### MATERIAL FOR THIS TASK
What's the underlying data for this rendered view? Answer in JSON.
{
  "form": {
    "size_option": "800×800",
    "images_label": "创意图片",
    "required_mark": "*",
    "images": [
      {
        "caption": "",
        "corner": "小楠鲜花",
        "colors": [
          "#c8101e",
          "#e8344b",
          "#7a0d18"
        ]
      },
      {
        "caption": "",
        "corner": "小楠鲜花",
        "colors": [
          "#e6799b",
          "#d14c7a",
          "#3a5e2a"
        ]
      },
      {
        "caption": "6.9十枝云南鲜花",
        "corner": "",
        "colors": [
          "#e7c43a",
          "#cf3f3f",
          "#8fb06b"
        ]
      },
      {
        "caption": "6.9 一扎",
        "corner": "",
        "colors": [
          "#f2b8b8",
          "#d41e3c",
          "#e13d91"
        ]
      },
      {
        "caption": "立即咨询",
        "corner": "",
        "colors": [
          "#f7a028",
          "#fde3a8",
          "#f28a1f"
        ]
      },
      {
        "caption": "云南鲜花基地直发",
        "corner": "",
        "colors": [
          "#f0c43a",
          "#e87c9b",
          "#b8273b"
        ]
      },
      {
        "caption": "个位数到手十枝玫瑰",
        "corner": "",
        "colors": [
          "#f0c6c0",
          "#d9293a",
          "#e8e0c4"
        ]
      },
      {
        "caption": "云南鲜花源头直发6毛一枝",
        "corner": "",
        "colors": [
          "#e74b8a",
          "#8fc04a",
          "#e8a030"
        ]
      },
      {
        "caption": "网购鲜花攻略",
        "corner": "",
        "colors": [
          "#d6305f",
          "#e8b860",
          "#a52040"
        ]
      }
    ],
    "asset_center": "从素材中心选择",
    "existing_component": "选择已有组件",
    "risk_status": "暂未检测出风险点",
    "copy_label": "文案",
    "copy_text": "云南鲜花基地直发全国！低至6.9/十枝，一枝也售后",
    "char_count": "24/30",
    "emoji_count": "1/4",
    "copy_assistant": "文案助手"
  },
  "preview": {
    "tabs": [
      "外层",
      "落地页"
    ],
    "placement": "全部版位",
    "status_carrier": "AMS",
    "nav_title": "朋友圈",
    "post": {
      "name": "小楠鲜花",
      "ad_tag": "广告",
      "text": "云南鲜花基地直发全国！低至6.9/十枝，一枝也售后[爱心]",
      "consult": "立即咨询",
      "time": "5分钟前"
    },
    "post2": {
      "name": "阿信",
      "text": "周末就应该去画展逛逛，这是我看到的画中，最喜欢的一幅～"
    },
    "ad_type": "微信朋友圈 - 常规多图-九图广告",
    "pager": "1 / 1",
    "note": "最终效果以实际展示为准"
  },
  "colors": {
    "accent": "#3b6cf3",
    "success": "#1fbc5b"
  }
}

### STATED GOAL
Copy each entry exactly, with nothing added or dropped.

### RESPONSE TO THIS EXERCISE
What's the underlying data for this rendered view? Answer in JSON.
{
  "form": {
    "size_option": "800×800",
    "images_label": "创意图片",
    "required_mark": "*",
    "images": [
      {
        "caption": "",
        "corner": "小楠鲜花",
        "colors": [
          "#c8101e",
          "#e8344b",
          "#7a0d18"
        ]
      },
      {
        "caption": "",
        "corner": "小楠鲜花",
        "colors": [
          "#e6799b",
          "#d14c7a",
          "#3a5e2a"
        ]
      },
      {
        "caption": "6.9十枝云南鲜花",
        "corner": "",
        "colors": [
          "#e7c43a",
          "#cf3f3f",
          "#8fb06b"
        ]
      },
      {
        "caption": "6.9 一扎",
        "corner": "",
        "colors": [
          "#f2b8b8",
          "#d41e3c",
          "#e13d91"
        ]
      },
      {
        "caption": "立即咨询",
        "corner": "",
        "colors": [
          "#f7a028",
          "#fde3a8",
          "#f28a1f"
        ]
      },
      {
        "caption": "云南鲜花基地直发",
        "corner": "",
        "colors": [
          "#f0c43a",
          "#e87c9b",
          "#b8273b"
        ]
      },
      {
        "caption": "个位数到手十枝玫瑰",
        "corner": "",
        "colors": [
          "#f0c6c0",
          "#d9293a",
          "#e8e0c4"
        ]
      },
      {
        "caption": "云南鲜花源头直发6毛一枝",
        "corner": "",
        "colors": [
          "#e74b8a",
          "#8fc04a",
          "#e8a030"
        ]
      },
      {
        "caption": "网购鲜花攻略",
        "corner": "",
        "colors": [
          "#d6305f",
          "#e8b860",
          "#a52040"
        ]
      }
    ],
    "asset_center": "从素材中心选择",
    "existing_component": "选择已有组件",
    "risk_status": "暂未检测出风险点",
    "copy_label": "文案",
    "copy_text": "云南鲜花基地直发全国！低至6.9/十枝，一枝也售后",
    "char_count": "24/30",
    "emoji_count": "1/4",
    "copy_assistant": "文案助手"
  },
  "preview": {
    "tabs": [
      "外层",
      "落地页"
    ],
    "placement": "全部版位",
    "status_carrier": "AMS",
    "nav_title": "朋友圈",
    "post": {
      "name": "小楠鲜花",
      "ad_tag": "广告",
      "text": "云南鲜花基地直发全国！低至6.9/十枝，一枝也售后[爱心]",
      "consult": "立即咨询",
      "time": "5分钟前"
    },
    "post2": {
      "name": "阿信",
      "text": "周末就应该去画展逛逛，这是我看到的画中，最喜欢的一幅～"
    },
    "ad_type": "微信朋友圈 - 常规多图-九图广告",
    "pager": "1 / 1",
    "note": "最终效果以实际展示为准"
  },
  "colors": {
    "accent": "#3b6cf3",
    "success": "#1fbc5b"
  }
}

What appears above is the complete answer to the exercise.